» **YOUR INSTRUCTIONS**
Write the entries below out again exactly; any picture in them stays out.
--- BEGIN ---
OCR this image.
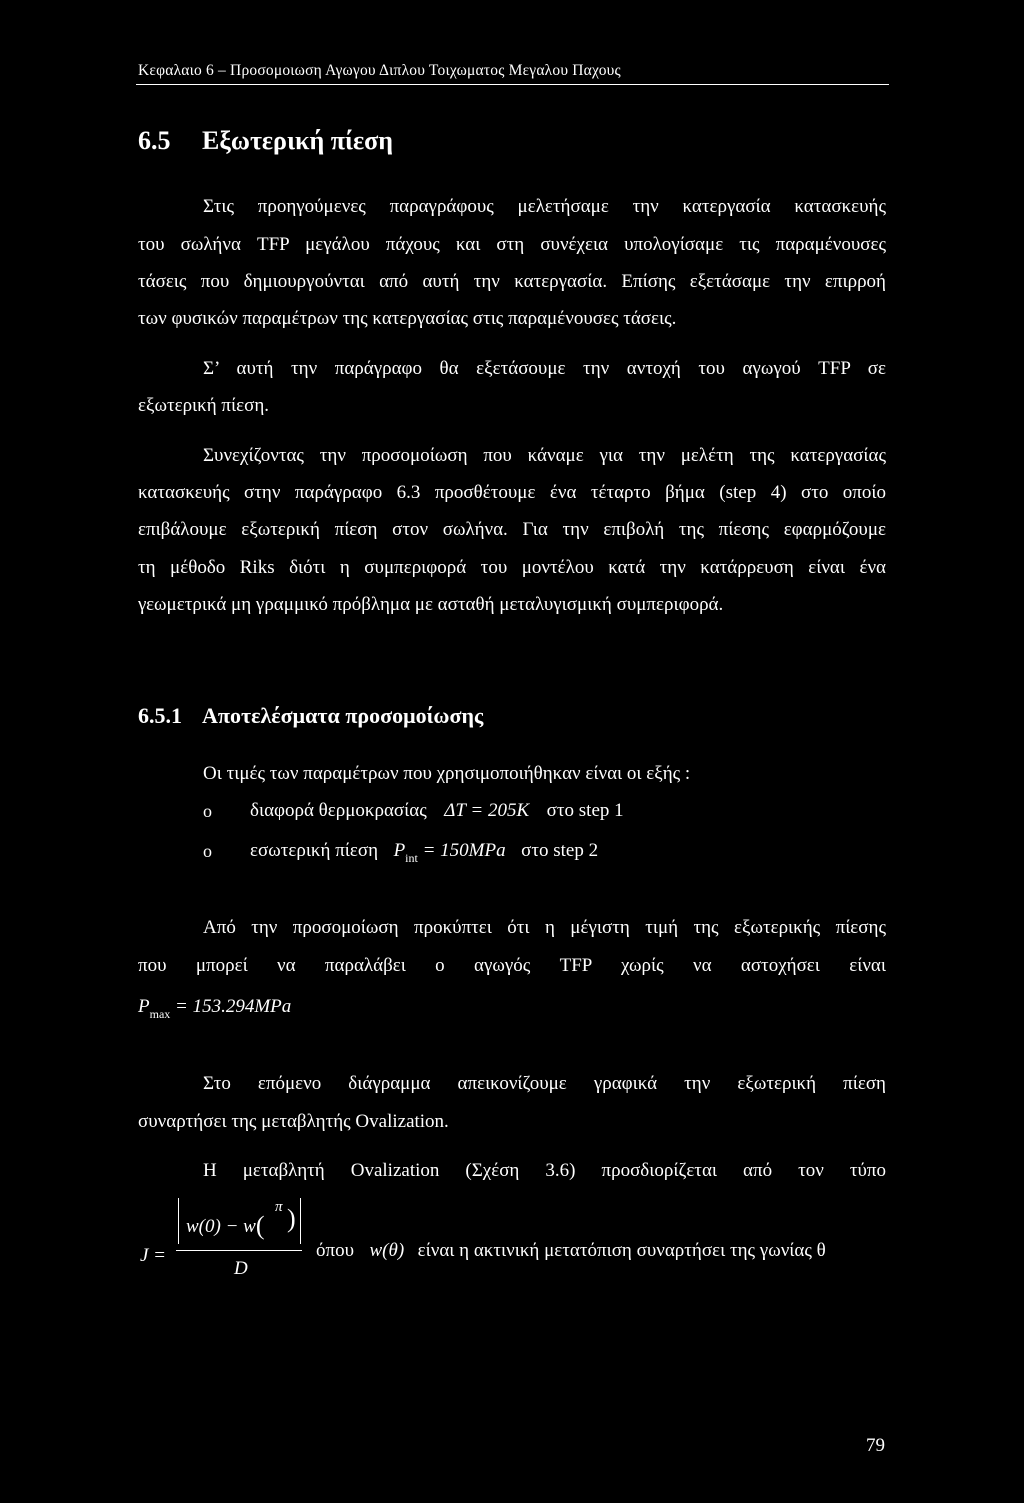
Κεφαλαιο 6 – Προσομοιωση Αγωγου Διπλου Τοιχωματος Μεγαλου Παχους
6.5 Εξωτερική πίεση
Στις προηγούμενες παραγράφους μελετήσαμε την κατεργασία κατασκευής
του σωλήνα TFP μεγάλου πάχους και στη συνέχεια υπολογίσαμε τις παραμένουσες
τάσεις που δημιουργούνται από αυτή την κατεργασία. Επίσης εξετάσαμε την επιρροή
των φυσικών παραμέτρων της κατεργασίας στις παραμένουσες τάσεις.
Σ’ αυτή την παράγραφο θα εξετάσουμε την αντοχή του αγωγού TFP σε
εξωτερική πίεση.
Συνεχίζοντας την προσομοίωση που κάναμε για την μελέτη της κατεργασίας
κατασκευής στην παράγραφο 6.3 προσθέτουμε ένα τέταρτο βήμα (step 4) στο οποίο
επιβάλουμε εξωτερική πίεση στον σωλήνα. Για την επιβολή της πίεσης εφαρμόζουμε
τη μέθοδο Riks διότι η συμπεριφορά του μοντέλου κατά την κατάρρευση είναι ένα
γεωμετρικά μη γραμμικό πρόβλημα με ασταθή μεταλυγισμική συμπεριφορά.
6.5.1 Αποτελέσματα προσομοίωσης
Οι τιμές των παραμέτρων που χρησιμοποιήθηκαν είναι οι εξής :
o διαφορά θερμοκρασίας ΔT = 205K στο step 1
o εσωτερική πίεση $P_{int} = 150MPa$ στο step 2
Από την προσομοίωση προκύπτει ότι η μέγιστη τιμή της εξωτερικής πίεσης
που μπορεί να παραλάβει ο αγωγός TFP χωρίς να αστοχήσει είναι
$P_{max} = 153.294MPa$
Στο επόμενο διάγραμμα απεικονίζουμε γραφικά την εξωτερική πίεση
συναρτήσει της μεταβλητής Ovalization.
Η μεταβλητή Ovalization (Σχέση 3.6) προσδιορίζεται από τον τύπο
J =
w(0) − w(
π )
D
όπου w(θ) είναι η ακτινική μετατόπιση συναρτήσει της γωνίας θ
79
--- END ---
» **RESULT OF THIS EXERCISE**
OCR this image.
Κεφαλαιο 6 – Προσομοιωση Αγωγου Διπλου Τοιχωματος Μεγαλου Παχους
6.5 Εξωτερική πίεση
Στις προηγούμενες παραγράφους μελετήσαμε την κατεργασία κατασκευής
του σωλήνα TFP μεγάλου πάχους και στη συνέχεια υπολογίσαμε τις παραμένουσες
τάσεις που δημιουργούνται από αυτή την κατεργασία. Επίσης εξετάσαμε την επιρροή
των φυσικών παραμέτρων της κατεργασίας στις παραμένουσες τάσεις.
Σ’ αυτή την παράγραφο θα εξετάσουμε την αντοχή του αγωγού TFP σε
εξωτερική πίεση.
Συνεχίζοντας την προσομοίωση που κάναμε για την μελέτη της κατεργασίας
κατασκευής στην παράγραφο 6.3 προσθέτουμε ένα τέταρτο βήμα (step 4) στο οποίο
επιβάλουμε εξωτερική πίεση στον σωλήνα. Για την επιβολή της πίεσης εφαρμόζουμε
τη μέθοδο Riks διότι η συμπεριφορά του μοντέλου κατά την κατάρρευση είναι ένα
γεωμετρικά μη γραμμικό πρόβλημα με ασταθή μεταλυγισμική συμπεριφορά.
6.5.1 Αποτελέσματα προσομοίωσης
Οι τιμές των παραμέτρων που χρησιμοποιήθηκαν είναι οι εξής :
o διαφορά θερμοκρασίας ΔT = 205K στο step 1
o εσωτερική πίεση $P_{int} = 150MPa$ στο step 2
Από την προσομοίωση προκύπτει ότι η μέγιστη τιμή της εξωτερικής πίεσης
που μπορεί να παραλάβει ο αγωγός TFP χωρίς να αστοχήσει είναι
$P_{max} = 153.294MPa$
Στο επόμενο διάγραμμα απεικονίζουμε γραφικά την εξωτερική πίεση
συναρτήσει της μεταβλητής Ovalization.
Η μεταβλητή Ovalization (Σχέση 3.6) προσδιορίζεται από τον τύπο
J =
w(0) − w(
π )
D
όπου w(θ) είναι η ακτινική μετατόπιση συναρτήσει της γωνίας θ
79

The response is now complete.